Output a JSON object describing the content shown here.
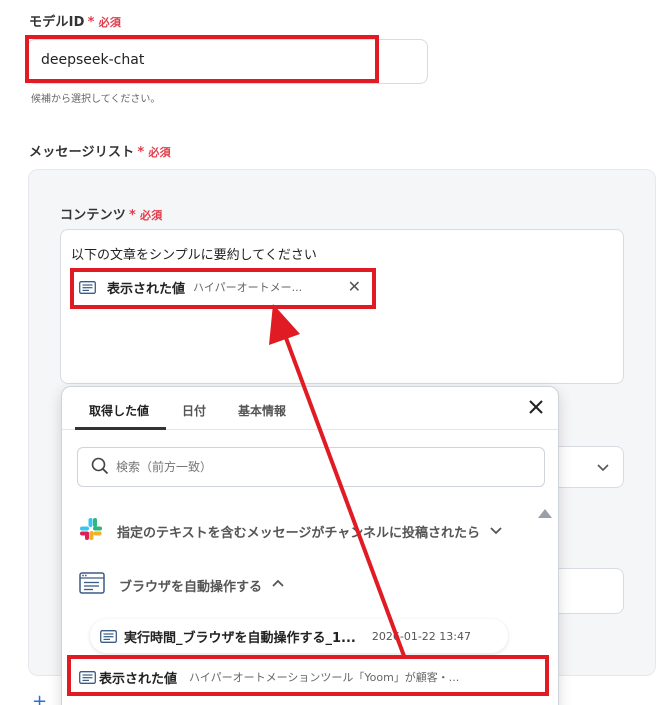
{
  "model": {
    "label": "モデルID",
    "required": "必須",
    "value": "deepseek-chat",
    "hint": "候補から選択してください。"
  },
  "message_list": {
    "label": "メッセージリスト",
    "required": "必須"
  },
  "content": {
    "label": "コンテンツ",
    "required": "必須",
    "text": "以下の文章をシンプルに要約してください",
    "chip_title": "表示された値",
    "chip_sub": "ハイパーオートメー...",
    "chip_close": "✕"
  },
  "popup": {
    "tabs": [
      "取得した値",
      "日付",
      "基本情報"
    ],
    "search_placeholder": "検索（前方一致）",
    "sections": [
      {
        "label": "指定のテキストを含むメッセージがチャンネルに投稿されたら",
        "icon": "slack-icon"
      },
      {
        "label": "ブラウザを自動操作する",
        "icon": "browser-icon"
      }
    ],
    "rows": [
      {
        "title": "実行時間_ブラウザを自動操作する_1...",
        "time": "2026-01-22 13:47"
      },
      {
        "title": "表示された値",
        "sub": "ハイパーオートメーションツール「Yoom」が顧客・..."
      }
    ]
  },
  "colors": {
    "highlight": "#e01b24",
    "required": "#e23c4b",
    "accent": "#2a6fd6"
  }
}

--------------------

All the records above need to be given again word for word. Skip the pictures.

ANSWER TO THE PROBLEM
Output a JSON object describing the content shown here.
{
  "model": {
    "label": "モデルID",
    "required": "必須",
    "value": "deepseek-chat",
    "hint": "候補から選択してください。"
  },
  "message_list": {
    "label": "メッセージリスト",
    "required": "必須"
  },
  "content": {
    "label": "コンテンツ",
    "required": "必須",
    "text": "以下の文章をシンプルに要約してください",
    "chip_title": "表示された値",
    "chip_sub": "ハイパーオートメー...",
    "chip_close": "✕"
  },
  "popup": {
    "tabs": [
      "取得した値",
      "日付",
      "基本情報"
    ],
    "search_placeholder": "検索（前方一致）",
    "sections": [
      {
        "label": "指定のテキストを含むメッセージがチャンネルに投稿されたら",
        "icon": "slack-icon"
      },
      {
        "label": "ブラウザを自動操作する",
        "icon": "browser-icon"
      }
    ],
    "rows": [
      {
        "title": "実行時間_ブラウザを自動操作する_1...",
        "time": "2026-01-22 13:47"
      },
      {
        "title": "表示された値",
        "sub": "ハイパーオートメーションツール「Yoom」が顧客・..."
      }
    ]
  },
  "colors": {
    "highlight": "#e01b24",
    "required": "#e23c4b",
    "accent": "#2a6fd6"
  }
}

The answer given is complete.